Filter the entries below, keeping every line that has the word "long".
══ Material provided ══
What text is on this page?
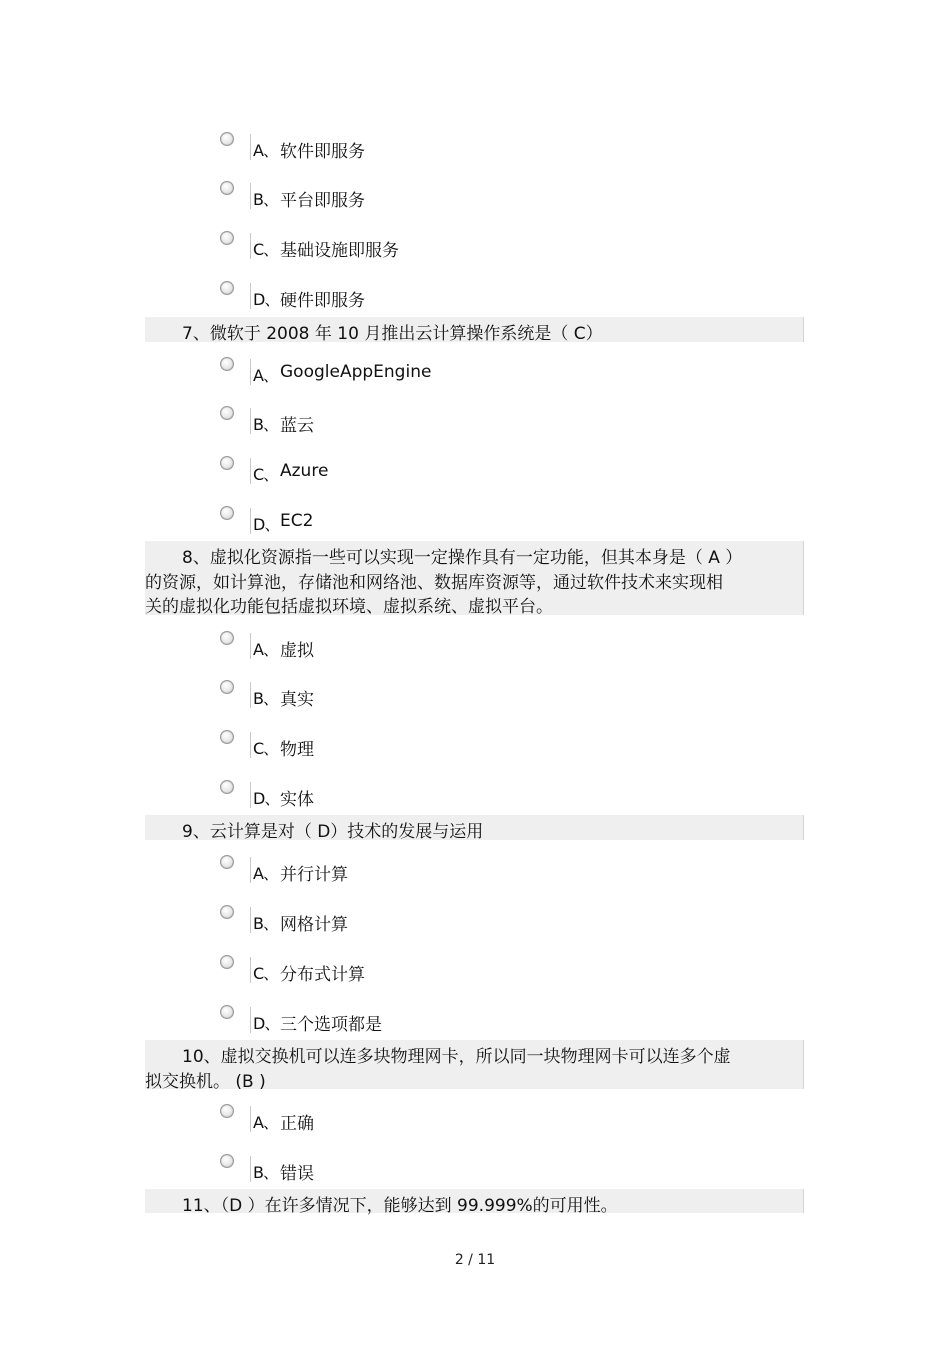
A、 软件即服务
B、 平台即服务
C、 基础设施即服务
D、 硬件即服务
7、微软于 2008 年 10 月推出云计算操作系统是（ C）
A、 GoogleAppEngine
B、 蓝云
C、 Azure
D、 EC2
8、虚拟化资源指一些可以实现一定操作具有一定功能，但其本身是（ A ）
的资源，如计算池，存储池和网络池、数据库资源等，通过软件技术来实现相
关的虚拟化功能包括虚拟环境、虚拟系统、虚拟平台。
A、 虚拟
B、 真实
C、 物理
D、 实体
9、云计算是对（ D）技术的发展与运用
A、 并行计算
B、 网格计算
C、 分布式计算
D、 三个选项都是
10、虚拟交换机可以连多块物理网卡，所以同一块物理网卡可以连多个虚
拟交换机。 (B )
A、 正确
B、 错误
11、（D ）在许多情况下，能够达到 99.999%的可用性。
2 / 11
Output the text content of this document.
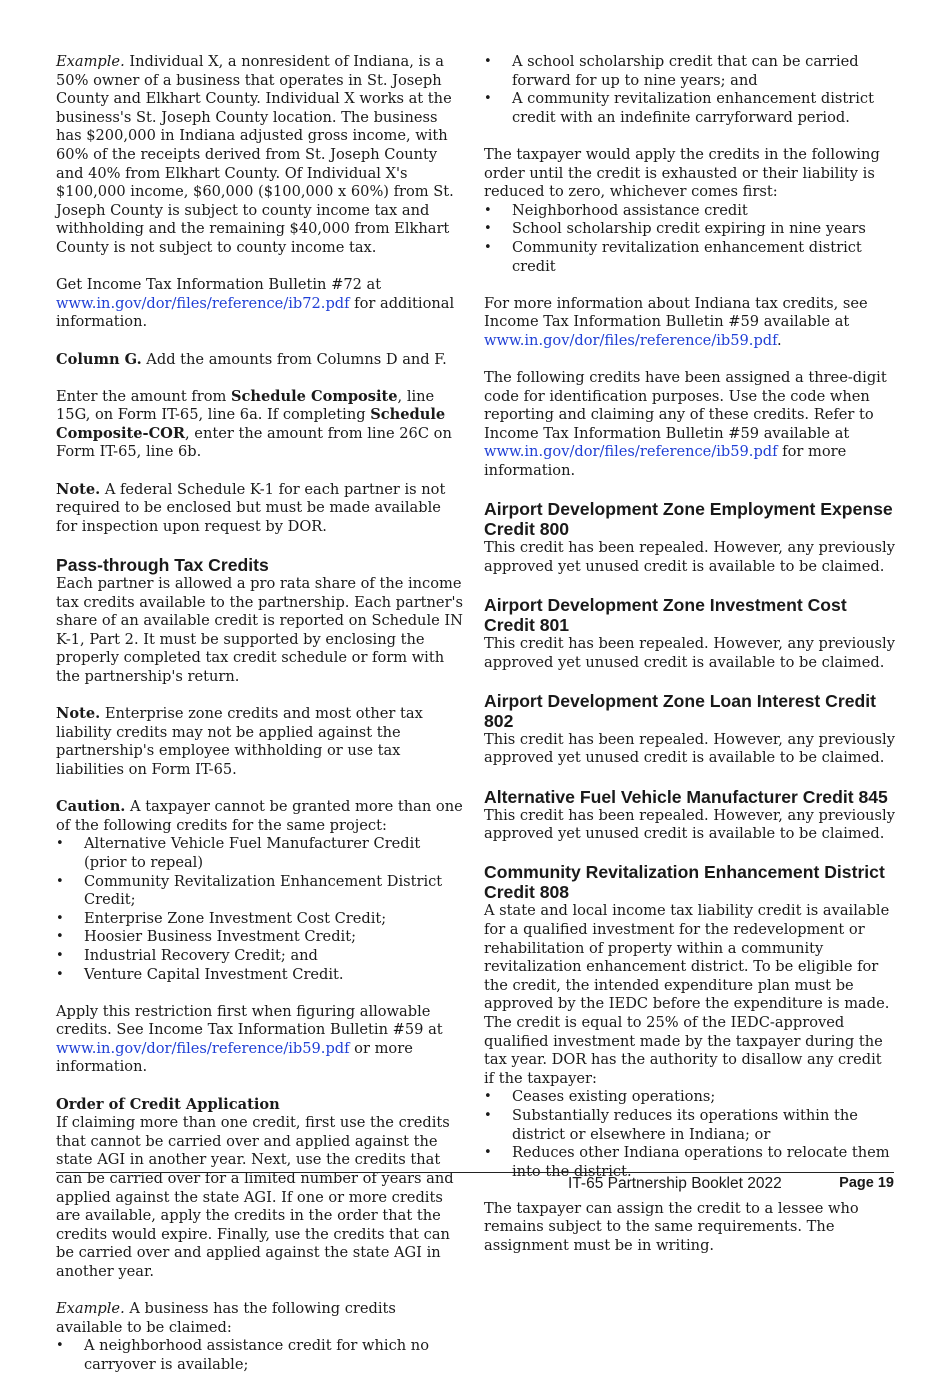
Example. Individual X, a nonresident of Indiana, is a 50% owner of a business that operates in St. Joseph County and Elkhart County. Individual X works at the business's St. Joseph County location. The business has $200,000 in Indiana adjusted gross income, with 60% of the receipts derived from St. Joseph County and 40% from Elkhart County. Of Individual X's $100,000 income, $60,000 ($100,000 x 60%) from St. Joseph County is subject to county income tax and withholding and the remaining $40,000 from Elkhart County is not subject to county income tax.

Get Income Tax Information Bulletin #72 at www.in.gov/dor/files/reference/ib72.pdf for additional information.

Column G. Add the amounts from Columns D and F.

Enter the amount from Schedule Composite, line 15G, on Form IT-65, line 6a. If completing Schedule Composite-COR, enter the amount from line 26C on Form IT-65, line 6b.

Note. A federal Schedule K-1 for each partner is not required to be enclosed but must be made available for inspection upon request by DOR.

Pass-through Tax Credits

Each partner is allowed a pro rata share of the income tax credits available to the partnership. Each partner's share of an available credit is reported on Schedule IN K-1, Part 2. It must be supported by enclosing the properly completed tax credit schedule or form with the partnership's return.

Note. Enterprise zone credits and most other tax liability credits may not be applied against the partnership's employee withholding or use tax liabilities on Form IT-65.

Caution. A taxpayer cannot be granted more than one of the following credits for the same project:

• Alternative Vehicle Fuel Manufacturer Credit (prior to repeal)
• Community Revitalization Enhancement District Credit;
• Enterprise Zone Investment Cost Credit;
• Hoosier Business Investment Credit;
• Industrial Recovery Credit; and
• Venture Capital Investment Credit.

Apply this restriction first when figuring allowable credits. See Income Tax Information Bulletin #59 at www.in.gov/dor/files/reference/ib59.pdf or more information.

Order of Credit Application

If claiming more than one credit, first use the credits that cannot be carried over and applied against the state AGI in another year. Next, use the credits that can be carried over for a limited number of years and applied against the state AGI. If one or more credits are available, apply the credits in the order that the credits would expire. Finally, use the credits that can be carried over and applied against the state AGI in another year.

Example. A business has the following credits available to be claimed:

• A neighborhood assistance credit for which no carryover is available;
• A school scholarship credit that can be carried forward for up to nine years; and
• A community revitalization enhancement district credit with an indefinite carryforward period.

The taxpayer would apply the credits in the following order until the credit is exhausted or their liability is reduced to zero, whichever comes first:

• Neighborhood assistance credit
• School scholarship credit expiring in nine years
• Community revitalization enhancement district credit

For more information about Indiana tax credits, see Income Tax Information Bulletin #59 available at www.in.gov/dor/files/reference/ib59.pdf.

The following credits have been assigned a three-digit code for identification purposes. Use the code when reporting and claiming any of these credits. Refer to Income Tax Information Bulletin #59 available at www.in.gov/dor/files/reference/ib59.pdf for more information.

Airport Development Zone Employment Expense Credit 800

This credit has been repealed. However, any previously approved yet unused credit is available to be claimed.

Airport Development Zone Investment Cost Credit 801

This credit has been repealed. However, any previously approved yet unused credit is available to be claimed.

Airport Development Zone Loan Interest Credit 802

This credit has been repealed. However, any previously approved yet unused credit is available to be claimed.

Alternative Fuel Vehicle Manufacturer Credit 845

This credit has been repealed. However, any previously approved yet unused credit is available to be claimed.

Community Revitalization Enhancement District Credit 808

A state and local income tax liability credit is available for a qualified investment for the redevelopment or rehabilitation of property within a community revitalization enhancement district. To be eligible for the credit, the intended expenditure plan must be approved by the IEDC before the expenditure is made. The credit is equal to 25% of the IEDC-approved qualified investment made by the taxpayer during the tax year. DOR has the authority to disallow any credit if the taxpayer:

• Ceases existing operations;
• Substantially reduces its operations within the district or elsewhere in Indiana; or
• Reduces other Indiana operations to relocate them into the district.

The taxpayer can assign the credit to a lessee who remains subject to the same requirements. The assignment must be in writing.

IT-65 Partnership Booklet 2022	Page 19
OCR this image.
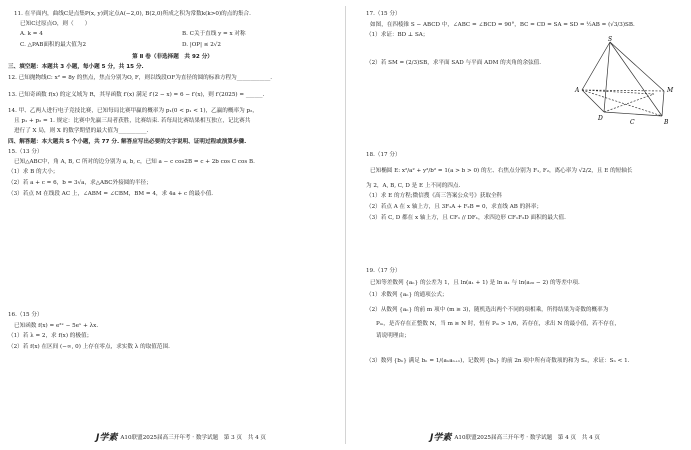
11. 在平面内，曲线C是点集P(x, y)到定点A(−2,0), B(2,0)所成之积为常数k(k>0)的点的集合.
已知C过原点O，则（　　）
A. k = 4	B. C关于直线 y = x 对称
C. △PAB面积的最大值为2	D. |OP| ≤ 2√2
第 Ⅱ 卷（非选择题　共 92 分）
三、填空题：本题共 3 小题，每小题 5 分，共 15 分.
12. 已知抛物线C: x² = 8y 的焦点，焦点分别为O, F，则以线段OF为直径的圆的标准方程为____________.
13. 已知奇函数 f(x) 的定义域为 R，其导函数 f′(x) 满足 f′(2 − x) = 6 − f′(x)，则 f′(2025) = ______.
14. 甲、乙两人进行电子竞技比赛，已知每局比赛甲赢的概率为 p₁(0 < p₁ < 1)，乙赢的概率为 p₂，
且 p₁ + p₂ = 1. 规定：比赛中先赢三局者获胜，比赛结束. 若每局比赛结果相互独立，记比赛共
进行了 X 局，则 X 的数学期望的最大值为__________.
四、解答题：本大题共 5 个小题，共 77 分. 解答应写出必要的文字说明、证明过程或演算步骤.
15.（13 分）
已知△ABC中，角 A, B, C 所对的边分别为 a, b, c，已知 a − c cos2B = c + 2b cos C cos B.
（1）求 B 的大小；
（2）若 a + c = 6，b = 3√a，求△ABC外接圆的半径；
（3）若点 M 在线段 AC 上，∠ABM = ∠CBM，BM = 4，求 4a + c 的最小值.
16.（15 分）
已知函数 f(x) = e²ˣ − 5eˣ + λx.
（1）若 λ = 2，求 f(x) 的极值；
（2）若 f(x) 在区间 (−∞, 0) 上存在零点，求实数 λ 的取值范围.
J学素 A10联盟2025届高三开年考 · 数学试题　第 3 页　共 4 页
17.（15 分）
如图，在四棱锥 S − ABCD 中，∠ABC = ∠BCD = 90°，BC = CD = SA = SD = ½AB = (√3/3)SB.
（1）求证：BD ⊥ SA；
（2）若 SM = (2/3)SB，求平面 SAD 与平面 ADM 的夹角的余弦值.
S
M
A
B
D
C
18.（17 分）
已知椭圆 E: x²/a² + y²/b² = 1(a > b > 0) 的左、右焦点分别为 F₁, F₂，离心率为 √2/2，且 E 的短轴长
为 2，A, B, C, D 是 E 上不同的四点.
（1）求 E 的方程;微信搜《高三答案公众号》获取全科
（2）若点 A 在 x 轴上方，且 3F₁A + F₂B = 0，求直线 AB 的斜率；
（3）若 C, D 都在 x 轴上方，且 CF₁ // DF₁，求四边形 CF₁F₂D 面积的最大值.
19.（17 分）
已知等差数列 {aₙ} 的公差为 1，且 ln(a₁ + 1) 是 ln a₁ 与 ln(a₂₀ − 2) 的等差中项.
（1）求数列 {aₙ} 的通项公式；
（2）从数列 {aₙ} 的前 m 项中 (m ≥ 3)，随机选出两个不同的项相乘，所得结果为奇数的概率为
Pₘ，是否存在正整数 N，当 m ≥ N 时，恒有 Pₘ > 1/6，若存在，求出 N 的最小值，若不存在，
请说明理由；
（3）数列 {bₙ} 满足 bₙ = 1/(aₙaₙ₊₁)，记数列 {bₙ} 的前 2n 项中所有奇数项的和为 Sₙ，求证：Sₙ < 1.
J学素 A10联盟2025届高三开年考 · 数学试题　第 4 页　共 4 页
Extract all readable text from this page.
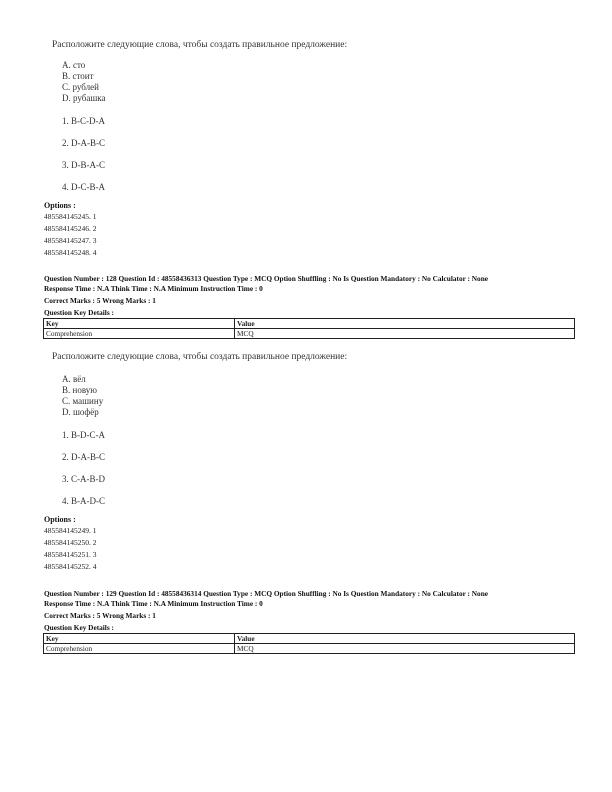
Расположите следующие слова, чтобы создать правильное предложение:
A. сто
B. стоит
C. рублей
D. рубашка
1. B-C-D-A
2. D-A-B-C
3. D-B-A-C
4. D-C-B-A
Options :
485584145245. 1
485584145246. 2
485584145247. 3
485584145248. 4
Question Number : 128 Question Id : 48558436313 Question Type : MCQ Option Shuffling : No Is Question Mandatory : No Calculator : None
Response Time : N.A Think Time : N.A Minimum Instruction Time : 0
Correct Marks : 5 Wrong Marks : 1
Question Key Details :
Key	Value
Comprehension	MCQ
Расположите следующие слова, чтобы создать правильное предложение:
A. вёл
B. новую
C. машину
D. шофёр
1. B-D-C-A
2. D-A-B-C
3. C-A-B-D
4. B-A-D-C
Options :
485584145249. 1
485584145250. 2
485584145251. 3
485584145252. 4
Question Number : 129 Question Id : 48558436314 Question Type : MCQ Option Shuffling : No Is Question Mandatory : No Calculator : None
Response Time : N.A Think Time : N.A Minimum Instruction Time : 0
Correct Marks : 5 Wrong Marks : 1
Question Key Details :
Key	Value
Comprehension	MCQ
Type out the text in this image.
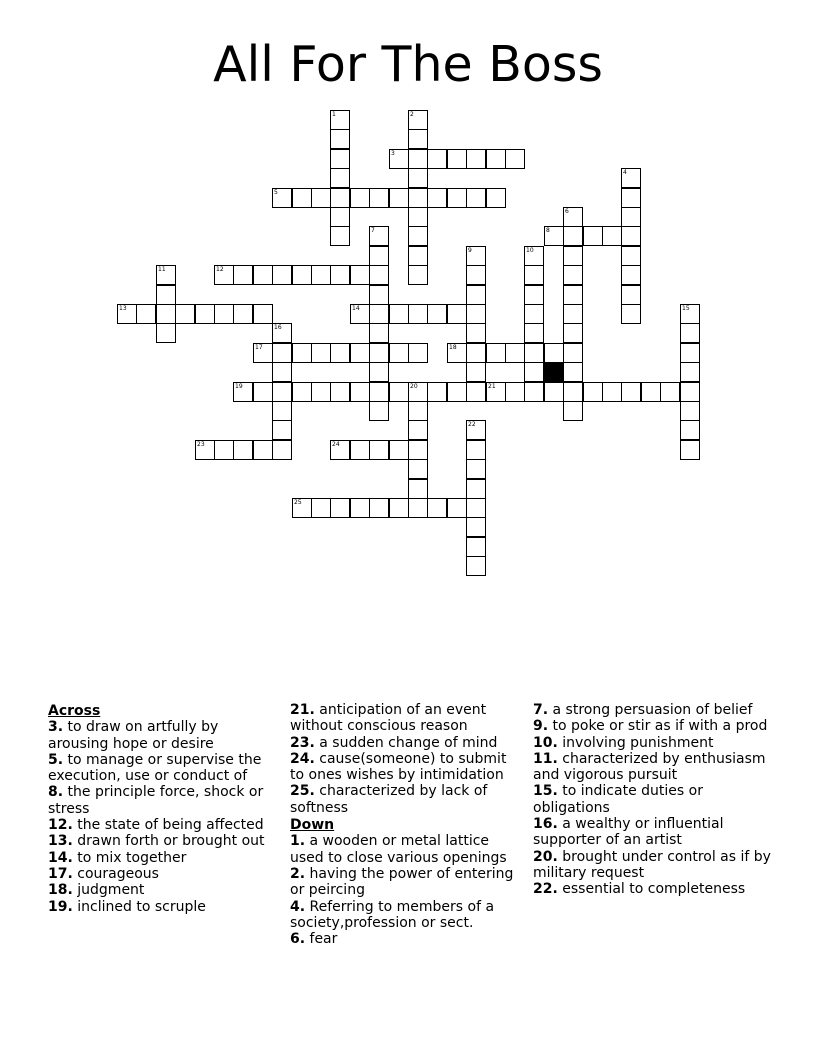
All For The Boss
1	2
3
4
5
6
7	8
9	10
11	12
13	14	15
16
17	18
19	20	21
22
23	24
25
Across
3. to draw on artfully by arousing hope or desire
5. to manage or supervise the execution, use or conduct of
8. the principle force, shock or stress
12. the state of being affected
13. drawn forth or brought out
14. to mix together
17. courageous
18. judgment
19. inclined to scruple
21. anticipation of an event without conscious reason
23. a sudden change of mind
24. cause(someone) to submit to ones wishes by intimidation
25. characterized by lack of softness
Down
1. a wooden or metal lattice used to close various openings
2. having the power of entering or peircing
4. Referring to members of a society,profession or sect.
6. fear
7. a strong persuasion of belief
9. to poke or stir as if with a prod
10. involving punishment
11. characterized by enthusiasm and vigorous pursuit
15. to indicate duties or obligations
16. a wealthy or influential supporter of an artist
20. brought under control as if by military request
22. essential to completeness
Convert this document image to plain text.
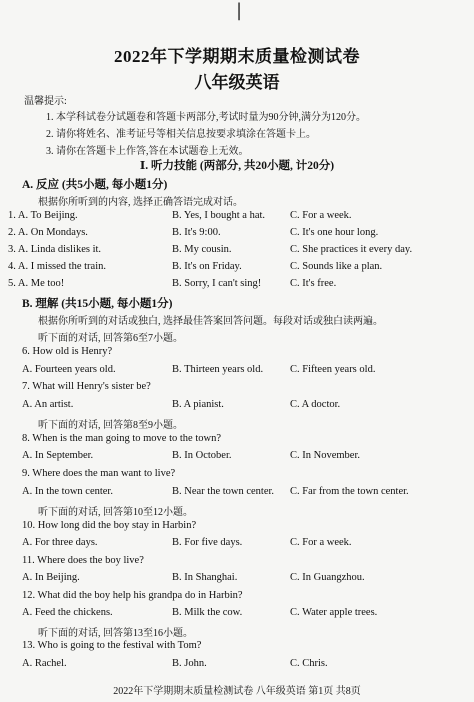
|
2022年下学期期末质量检测试卷
八年级英语
温馨提示:
1. 本学科试卷分试题卷和答题卡两部分,考试时量为90分钟,满分为120分。
2. 请你将姓名、准考证号等相关信息按要求填涂在答题卡上。
3. 请你在答题卡上作答,答在本试题卷上无效。
Ⅰ. 听力技能 (两部分, 共20小题, 计20分)
A. 反应 (共5小题, 每小题1分)
根据你所听到的内容, 选择正确答语完成对话。
1. A. To Beijing.	B. Yes, I bought a hat. C. For a week.
2. A. On Mondays.	B. It's 9:00.	C. It's one hour long.
3. A. Linda dislikes it.	B. My cousin.	C. She practices it every day.
4. A. I missed the train.	B. It's on Friday.	C. Sounds like a plan.
5. A. Me too!	B. Sorry, I can't sing!	C. It's free.
B. 理解 (共15小题, 每小题1分)
根据你所听到的对话或独白, 选择最佳答案回答问题。每段对话或独白读两遍。
听下面的对话, 回答第6至7小题。
6. How old is Henry?
A. Fourteen years old.	B. Thirteen years old.	C. Fifteen years old.
7. What will Henry's sister be?
A. An artist.	B. A pianist.	C. A doctor.
听下面的对话, 回答第8至9小题。
8. When is the man going to move to the town?
A. In September.	B. In October.	C. In November.
9. Where does the man want to live?
A. In the town center.	B. Near the town center. C. Far from the town center.
听下面的对话, 回答第10至12小题。
10. How long did the boy stay in Harbin?
A. For three days.	B. For five days.	C. For a week.
11. Where does the boy live?
A. In Beijing.	B. In Shanghai.	C. In Guangzhou.
12. What did the boy help his grandpa do in Harbin?
A. Feed the chickens.	B. Milk the cow.	C. Water apple trees.
听下面的对话, 回答第13至16小题。
13. Who is going to the festival with Tom?
A. Rachel.	B. John.	C. Chris.
2022年下学期期末质量检测试卷 八年级英语 第1页 共8页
═══
- [Completed exercise]:
2. A. On Mondays.	B. It's 9:00.	C. It's one hour long.
10. How long did the boy stay in Harbin?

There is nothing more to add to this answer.